■ The task
Write the material out again in full, exactly.

■ Record list
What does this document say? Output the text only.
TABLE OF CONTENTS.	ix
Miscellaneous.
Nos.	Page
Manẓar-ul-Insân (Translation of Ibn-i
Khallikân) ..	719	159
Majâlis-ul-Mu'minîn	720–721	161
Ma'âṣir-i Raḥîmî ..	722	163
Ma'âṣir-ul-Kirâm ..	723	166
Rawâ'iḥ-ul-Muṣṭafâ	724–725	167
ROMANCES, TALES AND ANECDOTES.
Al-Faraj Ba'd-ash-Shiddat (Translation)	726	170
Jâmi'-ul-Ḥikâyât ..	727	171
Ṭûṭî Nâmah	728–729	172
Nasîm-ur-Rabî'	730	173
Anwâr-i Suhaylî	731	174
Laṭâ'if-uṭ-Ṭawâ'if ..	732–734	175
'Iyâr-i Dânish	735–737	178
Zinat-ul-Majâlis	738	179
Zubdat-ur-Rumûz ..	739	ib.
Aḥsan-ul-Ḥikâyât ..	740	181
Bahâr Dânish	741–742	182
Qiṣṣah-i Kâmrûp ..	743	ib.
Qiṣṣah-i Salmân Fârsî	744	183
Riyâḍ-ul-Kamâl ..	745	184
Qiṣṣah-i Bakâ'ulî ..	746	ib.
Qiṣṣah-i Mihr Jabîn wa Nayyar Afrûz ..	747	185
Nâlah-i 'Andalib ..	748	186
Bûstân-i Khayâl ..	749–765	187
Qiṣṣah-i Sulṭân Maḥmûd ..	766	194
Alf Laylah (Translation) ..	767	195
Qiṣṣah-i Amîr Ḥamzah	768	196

■ Complete output
What does this document say? Output the text only.
TABLE OF CONTENTS.	ix
Miscellaneous.
Nos.	Page
Manẓar-ul-Insân (Translation of Ibn-i
Khallikân) ..	719	159
Majâlis-ul-Mu'minîn	720–721	161
Ma'âṣir-i Raḥîmî ..	722	163
Ma'âṣir-ul-Kirâm ..	723	166
Rawâ'iḥ-ul-Muṣṭafâ	724–725	167
ROMANCES, TALES AND ANECDOTES.
Al-Faraj Ba'd-ash-Shiddat (Translation)	726	170
Jâmi'-ul-Ḥikâyât ..	727	171
Ṭûṭî Nâmah	728–729	172
Nasîm-ur-Rabî'	730	173
Anwâr-i Suhaylî	731	174
Laṭâ'if-uṭ-Ṭawâ'if ..	732–734	175
'Iyâr-i Dânish	735–737	178
Zinat-ul-Majâlis	738	179
Zubdat-ur-Rumûz ..	739	ib.
Aḥsan-ul-Ḥikâyât ..	740	181
Bahâr Dânish	741–742	182
Qiṣṣah-i Kâmrûp ..	743	ib.
Qiṣṣah-i Salmân Fârsî	744	183
Riyâḍ-ul-Kamâl ..	745	184
Qiṣṣah-i Bakâ'ulî ..	746	ib.
Qiṣṣah-i Mihr Jabîn wa Nayyar Afrûz ..	747	185
Nâlah-i 'Andalib ..	748	186
Bûstân-i Khayâl ..	749–765	187
Qiṣṣah-i Sulṭân Maḥmûd ..	766	194
Alf Laylah (Translation) ..	767	195
Qiṣṣah-i Amîr Ḥamzah	768	196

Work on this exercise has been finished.